◆ **What the task requires**:
Take the records underneath and set them down exactly.

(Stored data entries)
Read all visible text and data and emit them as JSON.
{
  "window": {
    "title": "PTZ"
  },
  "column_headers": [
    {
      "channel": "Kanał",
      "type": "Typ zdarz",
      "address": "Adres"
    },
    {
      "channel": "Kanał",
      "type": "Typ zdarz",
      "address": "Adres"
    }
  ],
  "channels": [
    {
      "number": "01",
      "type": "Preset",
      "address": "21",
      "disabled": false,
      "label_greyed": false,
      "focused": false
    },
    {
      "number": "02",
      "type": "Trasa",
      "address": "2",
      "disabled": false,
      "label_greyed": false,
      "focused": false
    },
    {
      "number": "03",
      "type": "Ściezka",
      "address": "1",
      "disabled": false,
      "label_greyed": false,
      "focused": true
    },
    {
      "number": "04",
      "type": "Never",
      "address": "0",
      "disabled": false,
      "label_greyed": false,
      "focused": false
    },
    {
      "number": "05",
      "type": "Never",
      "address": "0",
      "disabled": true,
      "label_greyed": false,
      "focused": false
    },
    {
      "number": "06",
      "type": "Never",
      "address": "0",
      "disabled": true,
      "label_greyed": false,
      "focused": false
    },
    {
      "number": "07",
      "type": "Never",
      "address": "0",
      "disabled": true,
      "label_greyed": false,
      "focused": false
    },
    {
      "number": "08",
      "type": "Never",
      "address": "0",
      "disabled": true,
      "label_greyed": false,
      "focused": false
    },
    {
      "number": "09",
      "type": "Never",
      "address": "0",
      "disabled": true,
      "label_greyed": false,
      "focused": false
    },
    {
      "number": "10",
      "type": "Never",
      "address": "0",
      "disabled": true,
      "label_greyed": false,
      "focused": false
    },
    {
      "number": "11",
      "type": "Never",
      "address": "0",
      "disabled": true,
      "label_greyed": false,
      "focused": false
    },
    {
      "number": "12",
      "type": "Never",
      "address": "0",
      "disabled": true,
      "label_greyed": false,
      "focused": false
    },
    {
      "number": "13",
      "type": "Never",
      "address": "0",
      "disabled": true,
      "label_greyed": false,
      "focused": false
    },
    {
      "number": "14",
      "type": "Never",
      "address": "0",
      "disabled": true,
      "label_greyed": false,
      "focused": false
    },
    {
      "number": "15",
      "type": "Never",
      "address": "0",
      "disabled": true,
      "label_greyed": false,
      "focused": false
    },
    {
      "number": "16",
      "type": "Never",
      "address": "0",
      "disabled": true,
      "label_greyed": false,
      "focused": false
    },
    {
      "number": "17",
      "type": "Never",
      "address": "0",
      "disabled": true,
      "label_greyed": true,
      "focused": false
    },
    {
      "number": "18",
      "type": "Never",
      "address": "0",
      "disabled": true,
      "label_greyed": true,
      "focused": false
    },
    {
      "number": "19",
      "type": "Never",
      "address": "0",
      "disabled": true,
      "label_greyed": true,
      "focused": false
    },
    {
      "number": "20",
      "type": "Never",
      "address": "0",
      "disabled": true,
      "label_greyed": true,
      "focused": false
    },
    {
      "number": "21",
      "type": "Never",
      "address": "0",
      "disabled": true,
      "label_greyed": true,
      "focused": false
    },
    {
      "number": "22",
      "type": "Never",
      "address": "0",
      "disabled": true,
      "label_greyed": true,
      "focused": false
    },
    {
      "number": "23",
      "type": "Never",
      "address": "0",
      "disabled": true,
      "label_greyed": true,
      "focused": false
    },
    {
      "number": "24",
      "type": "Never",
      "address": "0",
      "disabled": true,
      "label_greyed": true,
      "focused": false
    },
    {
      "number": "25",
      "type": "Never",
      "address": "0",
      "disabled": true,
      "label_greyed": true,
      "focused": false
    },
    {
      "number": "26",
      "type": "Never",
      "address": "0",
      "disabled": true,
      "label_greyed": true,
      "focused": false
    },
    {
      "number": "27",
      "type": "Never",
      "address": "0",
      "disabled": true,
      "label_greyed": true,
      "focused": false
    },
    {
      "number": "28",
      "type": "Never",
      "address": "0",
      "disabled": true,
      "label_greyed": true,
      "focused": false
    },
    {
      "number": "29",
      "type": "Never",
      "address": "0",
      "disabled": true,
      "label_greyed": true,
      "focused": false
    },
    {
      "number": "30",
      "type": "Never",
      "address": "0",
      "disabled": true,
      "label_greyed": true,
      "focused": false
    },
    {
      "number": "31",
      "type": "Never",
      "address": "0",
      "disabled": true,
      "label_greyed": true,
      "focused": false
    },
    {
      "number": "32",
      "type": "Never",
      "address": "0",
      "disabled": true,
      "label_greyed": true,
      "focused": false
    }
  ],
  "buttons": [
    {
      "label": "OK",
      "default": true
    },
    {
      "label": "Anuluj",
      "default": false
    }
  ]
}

◆ **Result of the exercise**:
Read all visible text and data and emit them as JSON.
{
  "window": {
    "title": "PTZ"
  },
  "column_headers": [
    {
      "channel": "Kanał",
      "type": "Typ zdarz",
      "address": "Adres"
    },
    {
      "channel": "Kanał",
      "type": "Typ zdarz",
      "address": "Adres"
    }
  ],
  "channels": [
    {
      "number": "01",
      "type": "Preset",
      "address": "21",
      "disabled": false,
      "label_greyed": false,
      "focused": false
    },
    {
      "number": "02",
      "type": "Trasa",
      "address": "2",
      "disabled": false,
      "label_greyed": false,
      "focused": false
    },
    {
      "number": "03",
      "type": "Ściezka",
      "address": "1",
      "disabled": false,
      "label_greyed": false,
      "focused": true
    },
    {
      "number": "04",
      "type": "Never",
      "address": "0",
      "disabled": false,
      "label_greyed": false,
      "focused": false
    },
    {
      "number": "05",
      "type": "Never",
      "address": "0",
      "disabled": true,
      "label_greyed": false,
      "focused": false
    },
    {
      "number": "06",
      "type": "Never",
      "address": "0",
      "disabled": true,
      "label_greyed": false,
      "focused": false
    },
    {
      "number": "07",
      "type": "Never",
      "address": "0",
      "disabled": true,
      "label_greyed": false,
      "focused": false
    },
    {
      "number": "08",
      "type": "Never",
      "address": "0",
      "disabled": true,
      "label_greyed": false,
      "focused": false
    },
    {
      "number": "09",
      "type": "Never",
      "address": "0",
      "disabled": true,
      "label_greyed": false,
      "focused": false
    },
    {
      "number": "10",
      "type": "Never",
      "address": "0",
      "disabled": true,
      "label_greyed": false,
      "focused": false
    },
    {
      "number": "11",
      "type": "Never",
      "address": "0",
      "disabled": true,
      "label_greyed": false,
      "focused": false
    },
    {
      "number": "12",
      "type": "Never",
      "address": "0",
      "disabled": true,
      "label_greyed": false,
      "focused": false
    },
    {
      "number": "13",
      "type": "Never",
      "address": "0",
      "disabled": true,
      "label_greyed": false,
      "focused": false
    },
    {
      "number": "14",
      "type": "Never",
      "address": "0",
      "disabled": true,
      "label_greyed": false,
      "focused": false
    },
    {
      "number": "15",
      "type": "Never",
      "address": "0",
      "disabled": true,
      "label_greyed": false,
      "focused": false
    },
    {
      "number": "16",
      "type": "Never",
      "address": "0",
      "disabled": true,
      "label_greyed": false,
      "focused": false
    },
    {
      "number": "17",
      "type": "Never",
      "address": "0",
      "disabled": true,
      "label_greyed": true,
      "focused": false
    },
    {
      "number": "18",
      "type": "Never",
      "address": "0",
      "disabled": true,
      "label_greyed": true,
      "focused": false
    },
    {
      "number": "19",
      "type": "Never",
      "address": "0",
      "disabled": true,
      "label_greyed": true,
      "focused": false
    },
    {
      "number": "20",
      "type": "Never",
      "address": "0",
      "disabled": true,
      "label_greyed": true,
      "focused": false
    },
    {
      "number": "21",
      "type": "Never",
      "address": "0",
      "disabled": true,
      "label_greyed": true,
      "focused": false
    },
    {
      "number": "22",
      "type": "Never",
      "address": "0",
      "disabled": true,
      "label_greyed": true,
      "focused": false
    },
    {
      "number": "23",
      "type": "Never",
      "address": "0",
      "disabled": true,
      "label_greyed": true,
      "focused": false
    },
    {
      "number": "24",
      "type": "Never",
      "address": "0",
      "disabled": true,
      "label_greyed": true,
      "focused": false
    },
    {
      "number": "25",
      "type": "Never",
      "address": "0",
      "disabled": true,
      "label_greyed": true,
      "focused": false
    },
    {
      "number": "26",
      "type": "Never",
      "address": "0",
      "disabled": true,
      "label_greyed": true,
      "focused": false
    },
    {
      "number": "27",
      "type": "Never",
      "address": "0",
      "disabled": true,
      "label_greyed": true,
      "focused": false
    },
    {
      "number": "28",
      "type": "Never",
      "address": "0",
      "disabled": true,
      "label_greyed": true,
      "focused": false
    },
    {
      "number": "29",
      "type": "Never",
      "address": "0",
      "disabled": true,
      "label_greyed": true,
      "focused": false
    },
    {
      "number": "30",
      "type": "Never",
      "address": "0",
      "disabled": true,
      "label_greyed": true,
      "focused": false
    },
    {
      "number": "31",
      "type": "Never",
      "address": "0",
      "disabled": true,
      "label_greyed": true,
      "focused": false
    },
    {
      "number": "32",
      "type": "Never",
      "address": "0",
      "disabled": true,
      "label_greyed": true,
      "focused": false
    }
  ],
  "buttons": [
    {
      "label": "OK",
      "default": true
    },
    {
      "label": "Anuluj",
      "default": false
    }
  ]
}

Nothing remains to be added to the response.